↓
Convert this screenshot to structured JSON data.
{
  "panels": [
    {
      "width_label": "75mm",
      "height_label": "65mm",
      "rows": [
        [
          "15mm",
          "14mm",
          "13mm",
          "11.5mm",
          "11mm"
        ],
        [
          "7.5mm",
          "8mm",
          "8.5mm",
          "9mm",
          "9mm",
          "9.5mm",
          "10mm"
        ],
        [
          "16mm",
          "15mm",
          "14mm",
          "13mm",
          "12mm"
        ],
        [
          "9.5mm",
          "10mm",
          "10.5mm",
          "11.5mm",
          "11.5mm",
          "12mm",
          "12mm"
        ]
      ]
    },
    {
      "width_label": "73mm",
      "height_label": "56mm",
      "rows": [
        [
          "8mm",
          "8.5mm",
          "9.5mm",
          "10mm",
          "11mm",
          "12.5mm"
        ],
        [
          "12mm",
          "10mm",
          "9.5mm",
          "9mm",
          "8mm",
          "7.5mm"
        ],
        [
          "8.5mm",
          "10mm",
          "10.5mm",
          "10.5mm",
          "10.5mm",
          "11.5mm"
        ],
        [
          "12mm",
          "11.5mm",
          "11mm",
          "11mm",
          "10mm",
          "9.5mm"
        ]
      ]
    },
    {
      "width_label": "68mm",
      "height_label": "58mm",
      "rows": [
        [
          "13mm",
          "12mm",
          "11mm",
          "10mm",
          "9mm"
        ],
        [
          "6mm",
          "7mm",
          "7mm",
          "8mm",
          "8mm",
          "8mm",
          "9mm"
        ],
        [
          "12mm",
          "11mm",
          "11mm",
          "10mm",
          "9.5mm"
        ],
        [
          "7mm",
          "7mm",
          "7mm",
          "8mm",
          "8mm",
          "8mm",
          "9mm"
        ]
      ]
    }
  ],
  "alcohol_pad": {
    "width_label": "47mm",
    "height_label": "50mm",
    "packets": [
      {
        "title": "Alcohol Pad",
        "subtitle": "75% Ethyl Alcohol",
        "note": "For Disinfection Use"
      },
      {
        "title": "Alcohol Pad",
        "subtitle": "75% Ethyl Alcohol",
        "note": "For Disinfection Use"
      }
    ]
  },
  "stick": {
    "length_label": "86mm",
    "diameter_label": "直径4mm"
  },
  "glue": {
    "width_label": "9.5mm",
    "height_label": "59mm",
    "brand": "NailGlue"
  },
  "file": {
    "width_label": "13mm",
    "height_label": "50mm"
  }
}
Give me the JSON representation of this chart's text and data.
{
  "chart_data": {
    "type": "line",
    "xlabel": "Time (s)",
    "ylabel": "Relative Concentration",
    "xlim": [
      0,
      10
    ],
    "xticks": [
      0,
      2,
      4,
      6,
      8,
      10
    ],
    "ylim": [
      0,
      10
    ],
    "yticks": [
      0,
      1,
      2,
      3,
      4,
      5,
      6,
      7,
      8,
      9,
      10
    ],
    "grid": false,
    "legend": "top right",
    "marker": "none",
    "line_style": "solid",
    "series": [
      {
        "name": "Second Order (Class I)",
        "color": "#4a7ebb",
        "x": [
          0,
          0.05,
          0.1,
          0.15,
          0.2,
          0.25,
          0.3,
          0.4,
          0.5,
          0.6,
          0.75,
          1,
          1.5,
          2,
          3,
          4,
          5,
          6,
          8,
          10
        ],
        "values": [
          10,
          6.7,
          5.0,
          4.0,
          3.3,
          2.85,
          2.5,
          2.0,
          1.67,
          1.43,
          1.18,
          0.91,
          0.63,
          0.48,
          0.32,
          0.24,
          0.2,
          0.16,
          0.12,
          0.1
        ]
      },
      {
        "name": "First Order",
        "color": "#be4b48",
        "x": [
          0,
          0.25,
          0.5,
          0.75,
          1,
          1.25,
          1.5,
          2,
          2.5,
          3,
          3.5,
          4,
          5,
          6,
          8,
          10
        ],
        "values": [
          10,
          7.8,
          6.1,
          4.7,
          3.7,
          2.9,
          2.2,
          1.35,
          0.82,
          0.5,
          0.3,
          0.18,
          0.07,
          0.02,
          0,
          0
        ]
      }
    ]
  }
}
↑
-- The task --
From the entries, report each line that includes the word "Order".

-- Exercise result --
        "name": "Second Order (Class I)",
        "name": "First Order",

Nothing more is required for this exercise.